YOUR INSTRUCTIONS ▸
Go through the records below line by line. Count the lines with "name" and give the count alone.

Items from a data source
== == ==

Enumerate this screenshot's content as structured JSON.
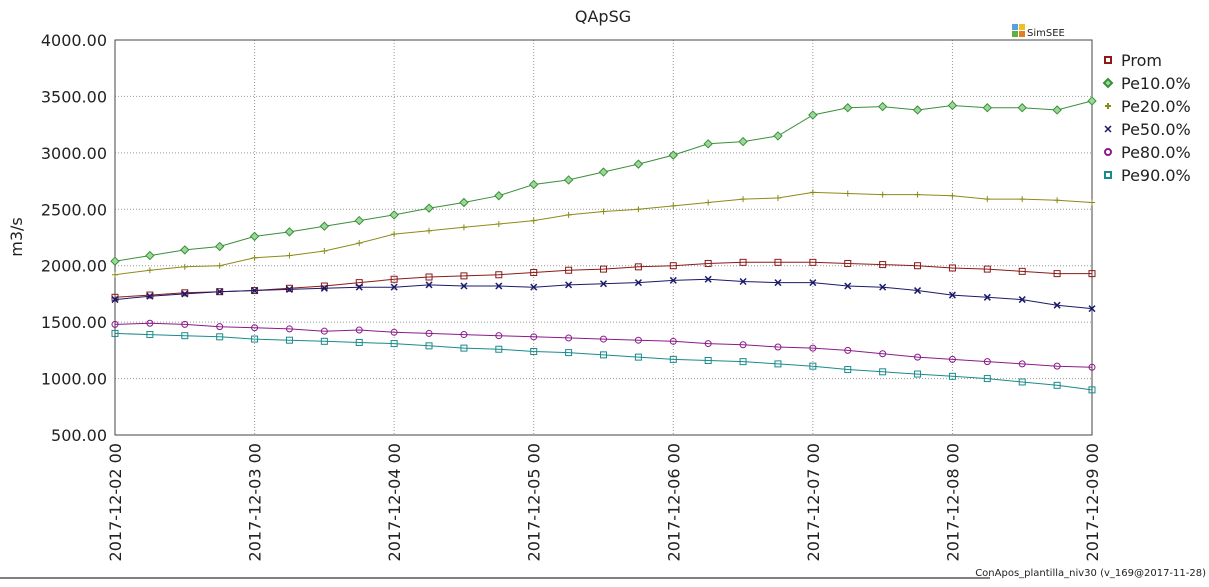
{
  "chart_data": {
    "type": "line",
    "title": "QApSG",
    "ylabel": "m3/s",
    "brand": "SimSEE",
    "footer": "ConApos_plantilla_niv30 (v_169@2017-11-28)",
    "x": [
      "2017-12-02 00",
      "2017-12-02 06",
      "2017-12-02 12",
      "2017-12-02 18",
      "2017-12-03 00",
      "2017-12-03 06",
      "2017-12-03 12",
      "2017-12-03 18",
      "2017-12-04 00",
      "2017-12-04 06",
      "2017-12-04 12",
      "2017-12-04 18",
      "2017-12-05 00",
      "2017-12-05 06",
      "2017-12-05 12",
      "2017-12-05 18",
      "2017-12-06 00",
      "2017-12-06 06",
      "2017-12-06 12",
      "2017-12-06 18",
      "2017-12-07 00",
      "2017-12-07 06",
      "2017-12-07 12",
      "2017-12-07 18",
      "2017-12-08 00",
      "2017-12-08 06",
      "2017-12-08 12",
      "2017-12-08 18",
      "2017-12-09 00"
    ],
    "xlim": [
      "2017-12-02 00",
      "2017-12-09 00"
    ],
    "xticks": [
      "2017-12-02 00",
      "2017-12-03 00",
      "2017-12-04 00",
      "2017-12-05 00",
      "2017-12-06 00",
      "2017-12-07 00",
      "2017-12-08 00",
      "2017-12-09 00"
    ],
    "ylim": [
      500,
      4000
    ],
    "yticks": [
      {
        "value": 500,
        "label": "500.00"
      },
      {
        "value": 1000,
        "label": "1000.00"
      },
      {
        "value": 1500,
        "label": "1500.00"
      },
      {
        "value": 2000,
        "label": "2000.00"
      },
      {
        "value": 2500,
        "label": "2500.00"
      },
      {
        "value": 3000,
        "label": "3000.00"
      },
      {
        "value": 3500,
        "label": "3500.00"
      },
      {
        "value": 4000,
        "label": "4000.00"
      }
    ],
    "grid": true,
    "legend": "right",
    "series": [
      {
        "name": "Prom",
        "color": "#8b1a1a",
        "marker": "square",
        "values": [
          1720,
          1740,
          1760,
          1770,
          1780,
          1800,
          1820,
          1850,
          1880,
          1900,
          1910,
          1920,
          1940,
          1960,
          1970,
          1990,
          2000,
          2020,
          2030,
          2030,
          2030,
          2020,
          2010,
          2000,
          1980,
          1970,
          1950,
          1930,
          1930
        ]
      },
      {
        "name": "Pe10.0%",
        "color": "#3a8f3a",
        "marker": "diamond",
        "values": [
          2040,
          2090,
          2140,
          2170,
          2260,
          2300,
          2350,
          2400,
          2450,
          2510,
          2560,
          2620,
          2720,
          2760,
          2830,
          2900,
          2980,
          3080,
          3100,
          3150,
          3335,
          3400,
          3410,
          3380,
          3420,
          3400,
          3400,
          3380,
          3460
        ]
      },
      {
        "name": "Pe20.0%",
        "color": "#8b8b1a",
        "marker": "plus",
        "values": [
          1920,
          1960,
          1990,
          2000,
          2070,
          2090,
          2130,
          2200,
          2280,
          2310,
          2340,
          2370,
          2400,
          2450,
          2480,
          2500,
          2530,
          2560,
          2590,
          2600,
          2650,
          2640,
          2630,
          2630,
          2620,
          2590,
          2590,
          2580,
          2560
        ]
      },
      {
        "name": "Pe50.0%",
        "color": "#1a1a6b",
        "marker": "cross",
        "values": [
          1700,
          1730,
          1750,
          1770,
          1780,
          1790,
          1800,
          1810,
          1810,
          1830,
          1820,
          1820,
          1810,
          1830,
          1840,
          1850,
          1870,
          1880,
          1860,
          1850,
          1850,
          1820,
          1810,
          1780,
          1740,
          1720,
          1700,
          1650,
          1620
        ]
      },
      {
        "name": "Pe80.0%",
        "color": "#8b1a8b",
        "marker": "circle",
        "values": [
          1480,
          1490,
          1480,
          1460,
          1450,
          1440,
          1420,
          1430,
          1410,
          1400,
          1390,
          1380,
          1370,
          1360,
          1350,
          1340,
          1330,
          1310,
          1300,
          1280,
          1270,
          1250,
          1220,
          1190,
          1170,
          1150,
          1130,
          1110,
          1100
        ]
      },
      {
        "name": "Pe90.0%",
        "color": "#1a8b8b",
        "marker": "square",
        "values": [
          1400,
          1390,
          1380,
          1370,
          1350,
          1340,
          1330,
          1320,
          1310,
          1290,
          1270,
          1260,
          1240,
          1230,
          1210,
          1190,
          1170,
          1160,
          1150,
          1130,
          1110,
          1080,
          1060,
          1040,
          1020,
          1000,
          970,
          940,
          900
        ]
      }
    ]
  }
}
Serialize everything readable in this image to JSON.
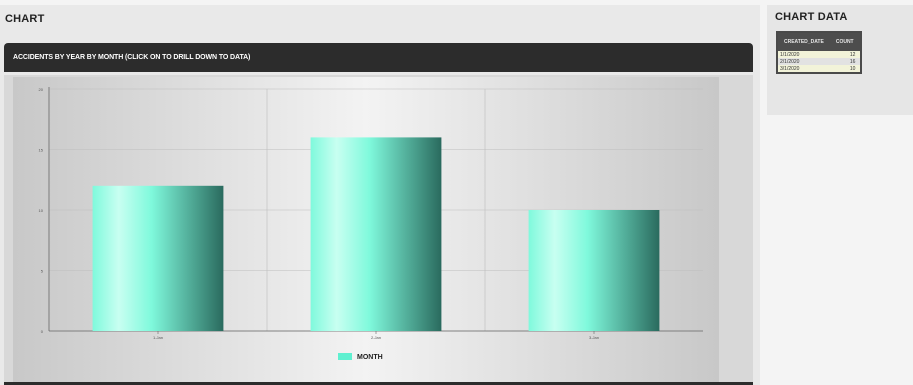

== == ==

RESPONSE BELOW ▸
6